— begin RECORD LIST —

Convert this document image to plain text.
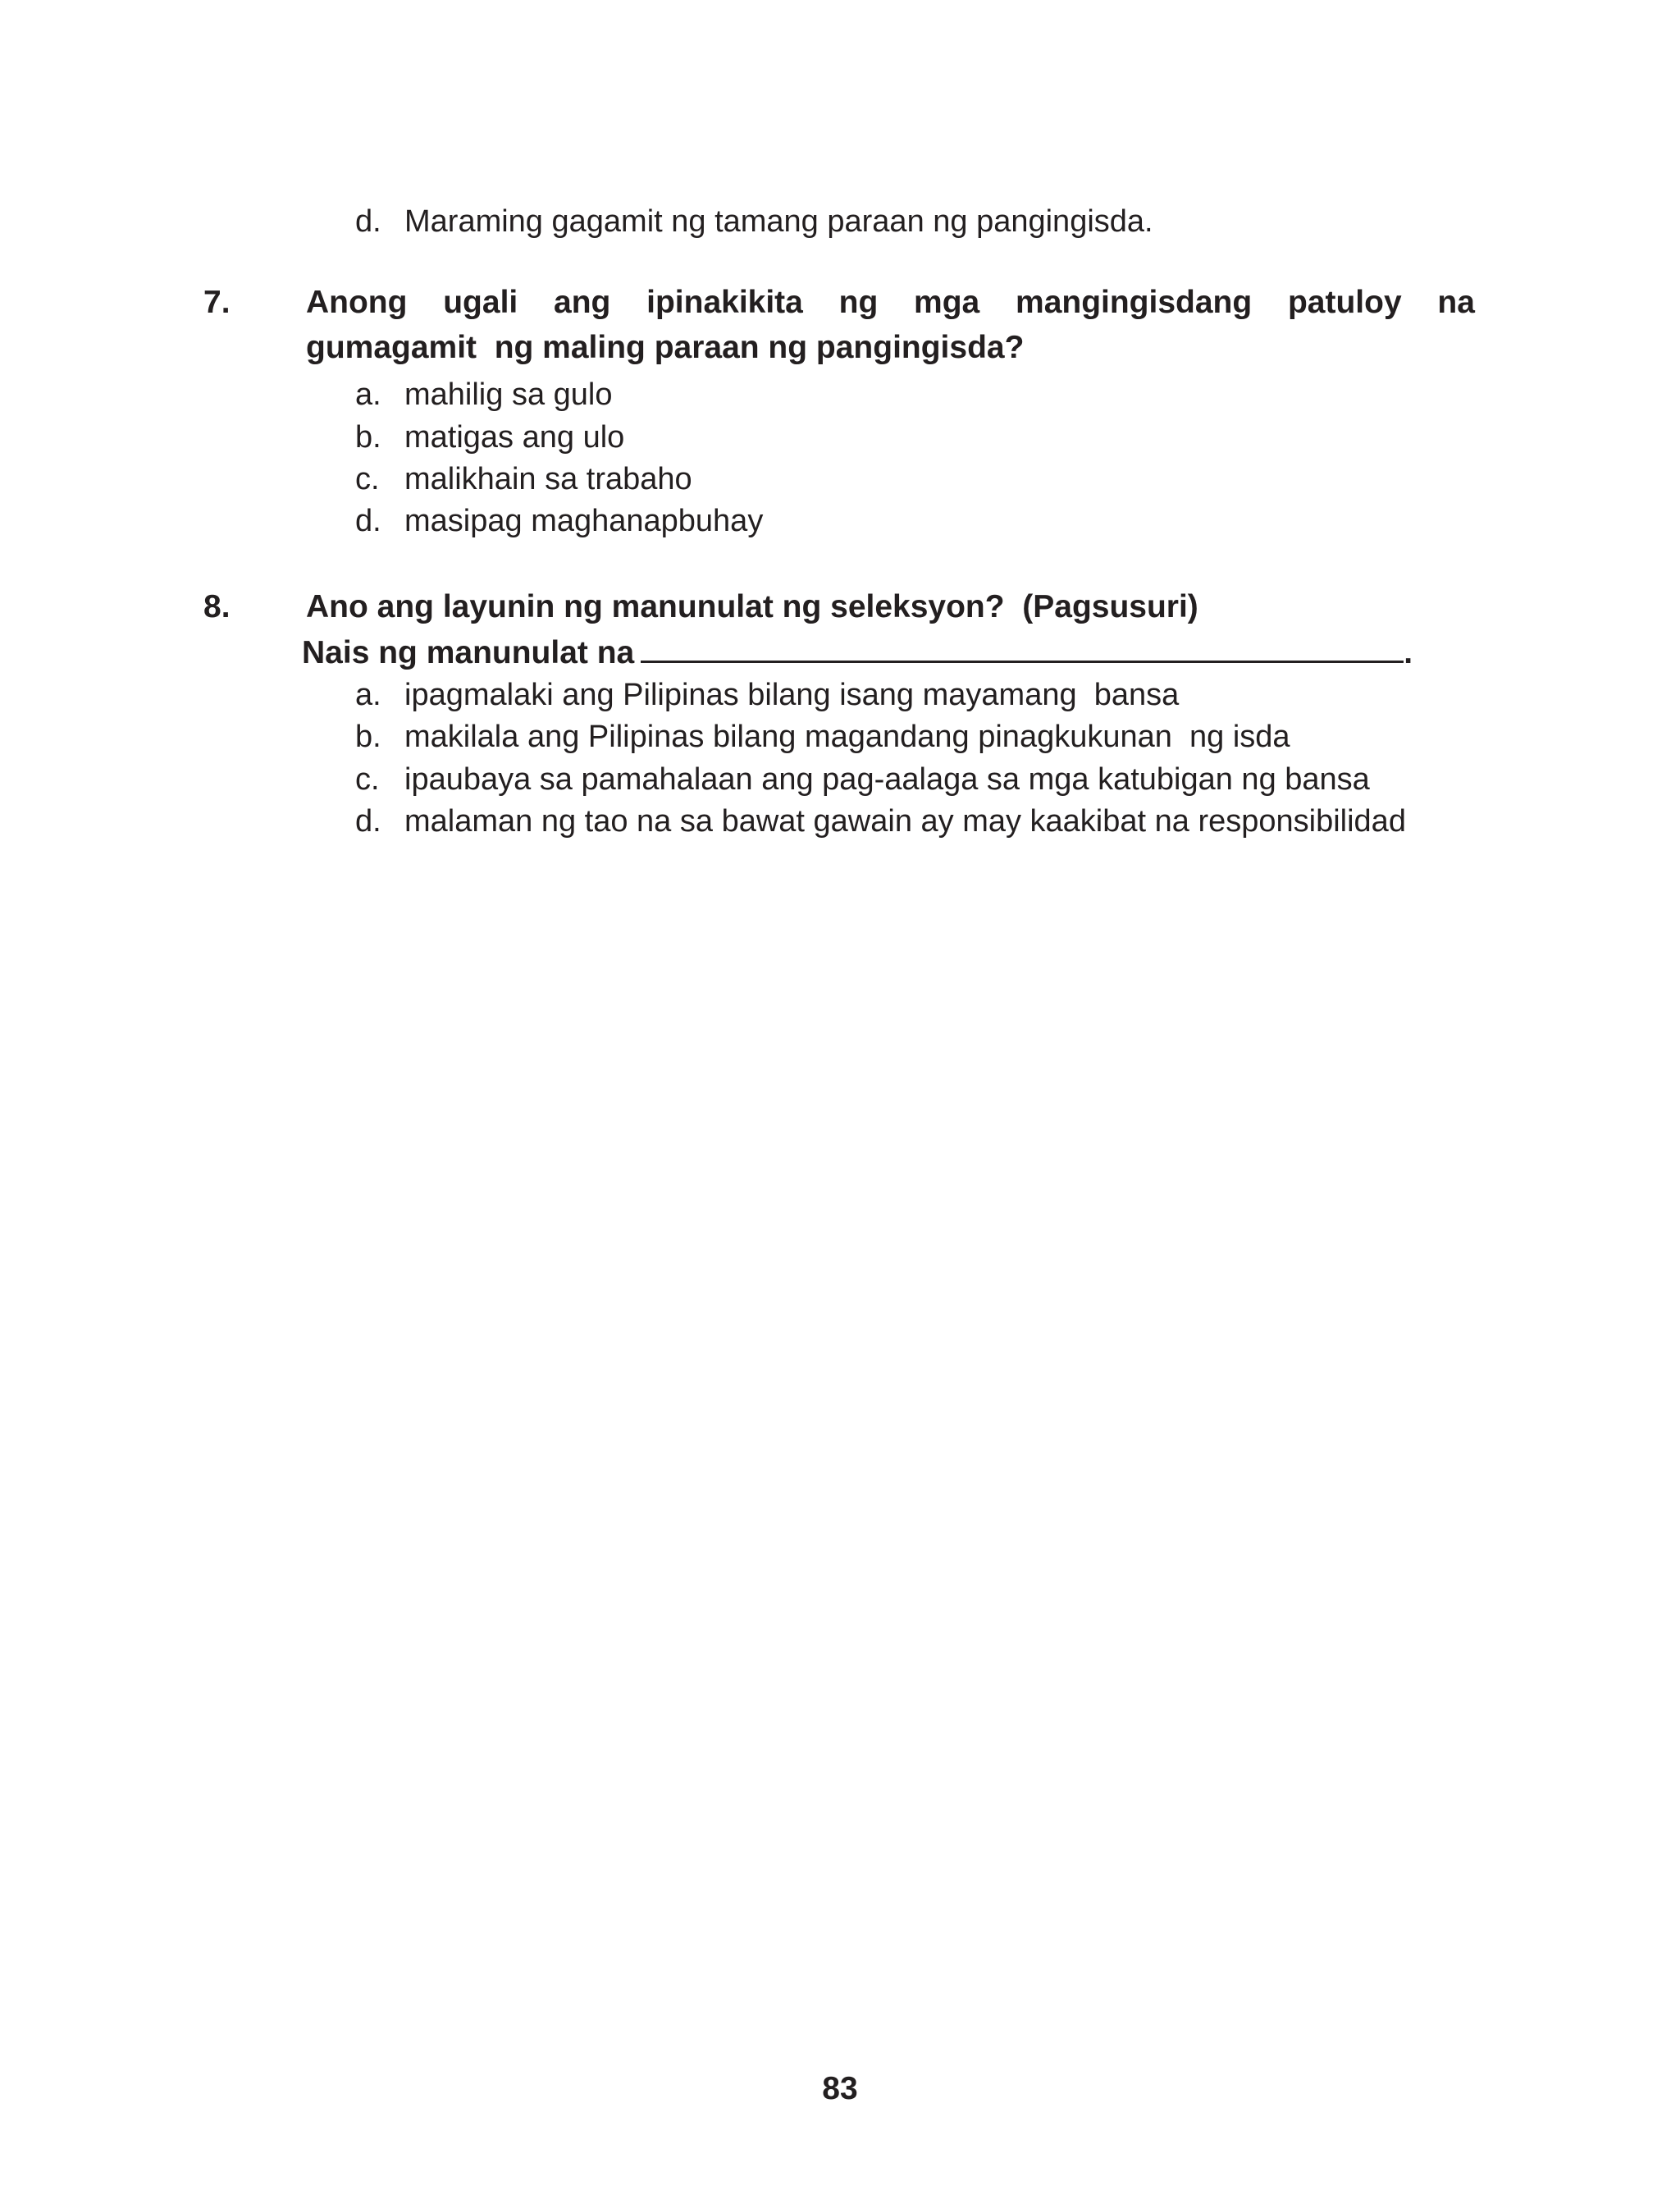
d. Maraming gagamit ng tamang paraan ng pangingisda.
7. Anong ugali ang ipinakikita ng mga mangingisdang patuloy na
gumagamit  ng maling paraan ng pangingisda?
a. mahilig sa gulo
b. matigas ang ulo
c. malikhain sa trabaho
d. masipag maghanapbuhay
8. Ano ang layunin ng manunulat ng seleksyon?  (Pagsusuri)
Nais ng manunulat na	.
a. ipagmalaki ang Pilipinas bilang isang mayamang  bansa
b. makilala ang Pilipinas bilang magandang pinagkukunan  ng isda
c. ipaubaya sa pamahalaan ang pag-aalaga sa mga katubigan ng bansa
d. malaman ng tao na sa bawat gawain ay may kaakibat na responsibilidad
83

— end RECORD LIST —

*EXERCISE GOAL*:
Omit the pictures and give the material again, exactly and in full.

*SOLUTION FOR THIS PROBLEM*:
Convert this document image to plain text.
d. Maraming gagamit ng tamang paraan ng pangingisda.
7. Anong ugali ang ipinakikita ng mga mangingisdang patuloy na
gumagamit  ng maling paraan ng pangingisda?
a. mahilig sa gulo
b. matigas ang ulo
c. malikhain sa trabaho
d. masipag maghanapbuhay
8. Ano ang layunin ng manunulat ng seleksyon?  (Pagsusuri)
Nais ng manunulat na	.
a. ipagmalaki ang Pilipinas bilang isang mayamang  bansa
b. makilala ang Pilipinas bilang magandang pinagkukunan  ng isda
c. ipaubaya sa pamahalaan ang pag-aalaga sa mga katubigan ng bansa
d. malaman ng tao na sa bawat gawain ay may kaakibat na responsibilidad
83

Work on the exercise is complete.